[PROVIDED PASSAGE]:
------------------------------------------------
Chemicals used to clear Moscow's streets of snow have put the capital on an environmental collision course.
Ecologists estimate that up to ten times the normal levels of melting re-agents have been spread on city streets, creating a highly toxic, uniquely “Moscow” sludge.
The sludge could cause irreversible damage to the city’s greenery, believes Dmitry Khomyakov, a specialist from Moscow State University’s soil faculty.
“The effects will become visible when spring arrives in town,” Khomyakov told RIA-Novosti. “Most of the poisonous snow will be taken away by the city’s utilities service, but some of it will inevitably harm the soil and kill Moscow’s trees and bushes.”
The re-agents used in Moscow are composed of industrial salt, calcium chloride, sodium formate and potassium chloride or potash. The last-named, a type of fertilizer, is considered a poisonous chemical and should not be used within the city.
------------------------------------------------
Page segmentation data:
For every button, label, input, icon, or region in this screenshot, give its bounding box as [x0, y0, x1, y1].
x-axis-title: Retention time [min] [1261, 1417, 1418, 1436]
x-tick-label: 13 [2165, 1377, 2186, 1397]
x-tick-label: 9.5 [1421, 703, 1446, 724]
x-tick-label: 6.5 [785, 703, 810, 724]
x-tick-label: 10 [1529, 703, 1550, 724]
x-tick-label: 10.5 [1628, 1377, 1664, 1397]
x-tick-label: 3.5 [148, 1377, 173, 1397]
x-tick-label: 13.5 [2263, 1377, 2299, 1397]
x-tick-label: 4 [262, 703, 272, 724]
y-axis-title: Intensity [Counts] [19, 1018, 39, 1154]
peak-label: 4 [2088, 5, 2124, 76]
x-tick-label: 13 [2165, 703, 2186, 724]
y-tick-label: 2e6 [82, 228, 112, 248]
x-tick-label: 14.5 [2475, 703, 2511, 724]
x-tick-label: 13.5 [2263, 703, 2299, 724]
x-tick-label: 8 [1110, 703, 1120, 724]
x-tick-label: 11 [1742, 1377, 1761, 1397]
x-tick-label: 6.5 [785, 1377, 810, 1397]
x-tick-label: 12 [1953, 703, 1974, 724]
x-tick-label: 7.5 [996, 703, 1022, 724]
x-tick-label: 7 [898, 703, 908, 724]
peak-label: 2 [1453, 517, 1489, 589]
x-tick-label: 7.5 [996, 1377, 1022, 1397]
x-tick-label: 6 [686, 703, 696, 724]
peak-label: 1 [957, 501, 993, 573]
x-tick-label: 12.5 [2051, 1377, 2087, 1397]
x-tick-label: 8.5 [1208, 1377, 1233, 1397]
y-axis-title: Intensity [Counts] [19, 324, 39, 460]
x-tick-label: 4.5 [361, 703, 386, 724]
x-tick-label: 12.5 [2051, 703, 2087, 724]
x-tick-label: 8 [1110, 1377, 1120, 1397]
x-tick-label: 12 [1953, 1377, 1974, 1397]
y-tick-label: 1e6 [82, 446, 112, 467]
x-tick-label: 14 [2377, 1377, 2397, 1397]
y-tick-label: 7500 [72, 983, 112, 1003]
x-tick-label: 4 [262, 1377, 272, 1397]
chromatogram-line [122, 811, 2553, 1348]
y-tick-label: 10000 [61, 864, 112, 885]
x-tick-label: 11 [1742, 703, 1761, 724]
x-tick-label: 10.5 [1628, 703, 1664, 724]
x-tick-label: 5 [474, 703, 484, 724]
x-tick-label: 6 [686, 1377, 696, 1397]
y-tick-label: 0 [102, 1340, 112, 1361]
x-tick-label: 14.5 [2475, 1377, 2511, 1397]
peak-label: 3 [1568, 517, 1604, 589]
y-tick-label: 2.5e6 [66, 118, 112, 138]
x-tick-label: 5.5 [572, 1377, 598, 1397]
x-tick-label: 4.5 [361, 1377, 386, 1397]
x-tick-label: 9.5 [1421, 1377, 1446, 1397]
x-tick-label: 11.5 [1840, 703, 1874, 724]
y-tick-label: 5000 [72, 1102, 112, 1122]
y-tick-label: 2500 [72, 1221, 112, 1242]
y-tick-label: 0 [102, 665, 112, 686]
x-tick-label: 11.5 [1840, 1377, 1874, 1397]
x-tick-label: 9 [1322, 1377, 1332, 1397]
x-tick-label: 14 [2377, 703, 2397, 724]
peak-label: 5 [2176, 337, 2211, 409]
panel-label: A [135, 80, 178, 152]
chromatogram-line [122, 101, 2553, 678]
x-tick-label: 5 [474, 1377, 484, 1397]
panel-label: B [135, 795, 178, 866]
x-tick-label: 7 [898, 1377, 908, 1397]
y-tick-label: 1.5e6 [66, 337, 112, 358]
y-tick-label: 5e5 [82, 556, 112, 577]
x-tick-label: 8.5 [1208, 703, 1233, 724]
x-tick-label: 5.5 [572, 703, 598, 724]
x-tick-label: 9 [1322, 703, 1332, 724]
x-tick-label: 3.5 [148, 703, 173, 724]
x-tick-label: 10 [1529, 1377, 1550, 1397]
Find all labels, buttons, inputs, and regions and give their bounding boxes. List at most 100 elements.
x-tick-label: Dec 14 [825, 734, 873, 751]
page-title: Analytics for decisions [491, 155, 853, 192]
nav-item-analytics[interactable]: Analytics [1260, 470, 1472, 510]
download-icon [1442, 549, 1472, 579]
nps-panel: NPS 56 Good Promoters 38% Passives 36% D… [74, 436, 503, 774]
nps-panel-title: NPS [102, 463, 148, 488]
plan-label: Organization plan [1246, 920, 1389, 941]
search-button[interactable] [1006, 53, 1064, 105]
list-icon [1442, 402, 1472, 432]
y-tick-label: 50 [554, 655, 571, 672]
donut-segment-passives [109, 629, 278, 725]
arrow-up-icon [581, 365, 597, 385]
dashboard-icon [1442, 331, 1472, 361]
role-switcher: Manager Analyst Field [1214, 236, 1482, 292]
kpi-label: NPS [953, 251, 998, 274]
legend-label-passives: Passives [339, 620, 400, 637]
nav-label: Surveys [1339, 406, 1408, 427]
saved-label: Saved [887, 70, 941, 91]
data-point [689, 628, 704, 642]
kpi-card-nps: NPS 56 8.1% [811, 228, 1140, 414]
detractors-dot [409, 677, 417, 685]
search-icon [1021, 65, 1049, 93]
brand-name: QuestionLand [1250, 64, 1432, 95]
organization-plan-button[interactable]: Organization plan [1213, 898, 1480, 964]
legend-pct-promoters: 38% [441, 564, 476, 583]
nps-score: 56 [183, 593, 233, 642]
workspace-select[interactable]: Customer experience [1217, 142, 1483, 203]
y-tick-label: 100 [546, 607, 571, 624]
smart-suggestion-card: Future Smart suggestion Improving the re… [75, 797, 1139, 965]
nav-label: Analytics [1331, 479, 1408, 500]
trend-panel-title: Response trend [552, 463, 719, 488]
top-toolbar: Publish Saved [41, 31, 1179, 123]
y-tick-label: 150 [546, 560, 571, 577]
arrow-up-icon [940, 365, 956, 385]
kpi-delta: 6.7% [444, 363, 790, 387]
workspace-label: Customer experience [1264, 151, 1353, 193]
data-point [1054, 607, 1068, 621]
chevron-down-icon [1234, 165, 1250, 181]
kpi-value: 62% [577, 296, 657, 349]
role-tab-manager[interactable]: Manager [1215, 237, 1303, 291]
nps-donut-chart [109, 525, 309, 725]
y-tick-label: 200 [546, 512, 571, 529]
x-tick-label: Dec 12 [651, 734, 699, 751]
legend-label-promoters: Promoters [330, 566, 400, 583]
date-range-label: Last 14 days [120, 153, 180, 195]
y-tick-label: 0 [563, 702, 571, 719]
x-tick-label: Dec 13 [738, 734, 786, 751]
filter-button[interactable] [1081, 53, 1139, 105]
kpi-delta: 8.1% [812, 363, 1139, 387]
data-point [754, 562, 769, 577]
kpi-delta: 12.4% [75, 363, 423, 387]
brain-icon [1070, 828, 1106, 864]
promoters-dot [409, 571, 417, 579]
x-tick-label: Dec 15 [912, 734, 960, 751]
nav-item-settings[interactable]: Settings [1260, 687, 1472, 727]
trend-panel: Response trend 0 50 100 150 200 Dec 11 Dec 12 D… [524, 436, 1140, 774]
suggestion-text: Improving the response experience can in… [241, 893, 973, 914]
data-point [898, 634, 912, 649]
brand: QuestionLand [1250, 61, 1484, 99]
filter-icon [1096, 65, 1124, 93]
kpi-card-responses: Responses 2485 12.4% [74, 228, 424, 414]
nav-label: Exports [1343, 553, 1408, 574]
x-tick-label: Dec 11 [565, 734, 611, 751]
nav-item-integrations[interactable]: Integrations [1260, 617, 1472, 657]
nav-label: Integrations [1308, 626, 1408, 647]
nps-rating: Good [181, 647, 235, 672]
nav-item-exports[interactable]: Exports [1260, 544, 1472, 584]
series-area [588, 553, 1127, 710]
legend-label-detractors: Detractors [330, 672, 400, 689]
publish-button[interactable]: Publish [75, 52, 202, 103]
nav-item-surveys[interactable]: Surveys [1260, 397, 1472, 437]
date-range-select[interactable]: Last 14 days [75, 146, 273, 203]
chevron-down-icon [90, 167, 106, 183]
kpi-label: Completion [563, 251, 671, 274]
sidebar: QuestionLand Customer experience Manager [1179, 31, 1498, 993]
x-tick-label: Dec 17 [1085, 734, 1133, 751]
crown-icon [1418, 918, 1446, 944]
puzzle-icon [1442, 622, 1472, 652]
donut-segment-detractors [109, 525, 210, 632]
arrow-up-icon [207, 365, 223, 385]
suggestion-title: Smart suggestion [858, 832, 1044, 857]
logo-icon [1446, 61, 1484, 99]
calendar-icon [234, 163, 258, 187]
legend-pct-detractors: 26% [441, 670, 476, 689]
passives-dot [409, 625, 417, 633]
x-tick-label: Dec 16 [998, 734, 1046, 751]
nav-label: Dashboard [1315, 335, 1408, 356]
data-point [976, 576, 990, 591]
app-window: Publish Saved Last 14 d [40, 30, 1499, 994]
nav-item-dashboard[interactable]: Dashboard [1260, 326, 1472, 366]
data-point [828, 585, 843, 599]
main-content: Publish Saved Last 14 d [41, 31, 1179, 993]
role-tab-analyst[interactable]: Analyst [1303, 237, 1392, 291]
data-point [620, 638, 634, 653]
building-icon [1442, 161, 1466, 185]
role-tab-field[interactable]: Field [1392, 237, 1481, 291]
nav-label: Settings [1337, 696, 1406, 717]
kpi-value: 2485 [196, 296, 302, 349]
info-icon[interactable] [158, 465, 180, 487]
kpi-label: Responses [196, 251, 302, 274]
------------------------------------------------
Continue the article on Moscow's snow-clearing chemicals from its last sentence.

Worse, once the mix dries up, it evaporates and is inhaled by unsuspecting Muscovites. The dangerous fumes can cause different breathing issues, including asthma and other allergies.
Also likely to suffer are the pets of the city’s residents. This year Moscow’s ecological department strongly recommends pet owners buy their furry friends special boots to wear in winter.
Meanwhile, local authorities say that without chemicals to melt the snow the city simply would be gridlocked with traffic jams.
“Moscow is the world's northernmost megacity,” Anton Kulbachevsky from Moscow’s ecology department told RT. “We have no other choice but to use the de-icing agents, because we need to take care of safety on the roads. The white residue on pavements is nothing but ordinary chalk powder and, it will be washed away in spring. Our tests in 2011 didn’t confirm there was any environmental hazard, neither for the land, nor for water or urban plants. As for animals’ paws – well, protect them with special clothes.”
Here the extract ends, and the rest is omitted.